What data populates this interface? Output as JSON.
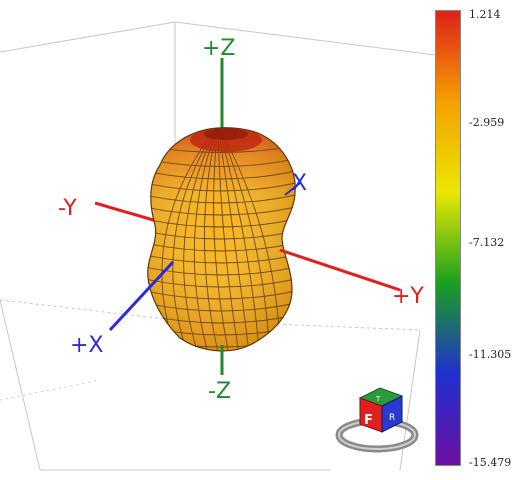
{
  "axes": {
    "plus_z": "+Z",
    "minus_z": "-Z",
    "plus_y": "+Y",
    "minus_y": "-Y",
    "plus_x": "+X",
    "x": "X"
  },
  "colorbar": {
    "ticks": [
      "1.214",
      "-2.959",
      "-7.132",
      "-11.305",
      "-15.479"
    ],
    "colors": [
      "#e0201a",
      "#f5a000",
      "#e8e800",
      "#1aa020",
      "#2030d0",
      "#6a10a0"
    ]
  },
  "view_cube": {
    "face_front": "F"
  },
  "colors": {
    "z_axis": "#1f8a2a",
    "y_axis": "#e02020",
    "x_axis": "#2a2ae0"
  }
}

__________________________________________________

** WHAT YOU WILL DO **
Retype the entries word for word. Omit any images.

** EXERCISE RESPONSE **
What data populates this interface? Output as JSON.
{
  "axes": {
    "plus_z": "+Z",
    "minus_z": "-Z",
    "plus_y": "+Y",
    "minus_y": "-Y",
    "plus_x": "+X",
    "x": "X"
  },
  "colorbar": {
    "ticks": [
      "1.214",
      "-2.959",
      "-7.132",
      "-11.305",
      "-15.479"
    ],
    "colors": [
      "#e0201a",
      "#f5a000",
      "#e8e800",
      "#1aa020",
      "#2030d0",
      "#6a10a0"
    ]
  },
  "view_cube": {
    "face_front": "F"
  },
  "colors": {
    "z_axis": "#1f8a2a",
    "y_axis": "#e02020",
    "x_axis": "#2a2ae0"
  }
}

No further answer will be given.